## Set exercise
Copy all of the records below verbatim.

## Dataset records

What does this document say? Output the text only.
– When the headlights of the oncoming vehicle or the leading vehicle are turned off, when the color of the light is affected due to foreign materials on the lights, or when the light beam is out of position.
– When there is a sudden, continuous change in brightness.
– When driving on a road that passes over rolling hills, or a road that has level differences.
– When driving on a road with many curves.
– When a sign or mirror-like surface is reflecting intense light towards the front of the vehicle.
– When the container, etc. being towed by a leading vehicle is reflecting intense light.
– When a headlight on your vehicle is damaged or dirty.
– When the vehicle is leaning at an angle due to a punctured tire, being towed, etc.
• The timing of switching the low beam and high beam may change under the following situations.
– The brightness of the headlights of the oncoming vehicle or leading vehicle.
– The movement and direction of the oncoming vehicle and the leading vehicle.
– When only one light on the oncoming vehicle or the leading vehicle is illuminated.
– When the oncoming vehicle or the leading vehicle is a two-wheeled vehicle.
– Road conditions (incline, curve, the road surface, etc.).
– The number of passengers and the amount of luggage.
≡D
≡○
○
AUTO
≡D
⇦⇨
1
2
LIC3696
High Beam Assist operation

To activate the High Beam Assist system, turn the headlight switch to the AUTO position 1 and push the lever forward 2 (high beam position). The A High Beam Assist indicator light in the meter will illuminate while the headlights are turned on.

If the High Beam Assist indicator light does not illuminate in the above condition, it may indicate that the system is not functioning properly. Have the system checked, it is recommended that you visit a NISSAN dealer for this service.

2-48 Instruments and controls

## Answer in full
What does this document say? Output the text only.
– When the headlights of the oncoming vehicle or the leading vehicle are turned off, when the color of the light is affected due to foreign materials on the lights, or when the light beam is out of position.
– When there is a sudden, continuous change in brightness.
– When driving on a road that passes over rolling hills, or a road that has level differences.
– When driving on a road with many curves.
– When a sign or mirror-like surface is reflecting intense light towards the front of the vehicle.
– When the container, etc. being towed by a leading vehicle is reflecting intense light.
– When a headlight on your vehicle is damaged or dirty.
– When the vehicle is leaning at an angle due to a punctured tire, being towed, etc.
• The timing of switching the low beam and high beam may change under the following situations.
– The brightness of the headlights of the oncoming vehicle or leading vehicle.
– The movement and direction of the oncoming vehicle and the leading vehicle.
– When only one light on the oncoming vehicle or the leading vehicle is illuminated.
– When the oncoming vehicle or the leading vehicle is a two-wheeled vehicle.
– Road conditions (incline, curve, the road surface, etc.).
– The number of passengers and the amount of luggage.
≡D
≡○
○
AUTO
≡D
⇦⇨
1
2
LIC3696
High Beam Assist operation

To activate the High Beam Assist system, turn the headlight switch to the AUTO position 1 and push the lever forward 2 (high beam position). The A High Beam Assist indicator light in the meter will illuminate while the headlights are turned on.

If the High Beam Assist indicator light does not illuminate in the above condition, it may indicate that the system is not functioning properly. Have the system checked, it is recommended that you visit a NISSAN dealer for this service.

2-48 Instruments and controls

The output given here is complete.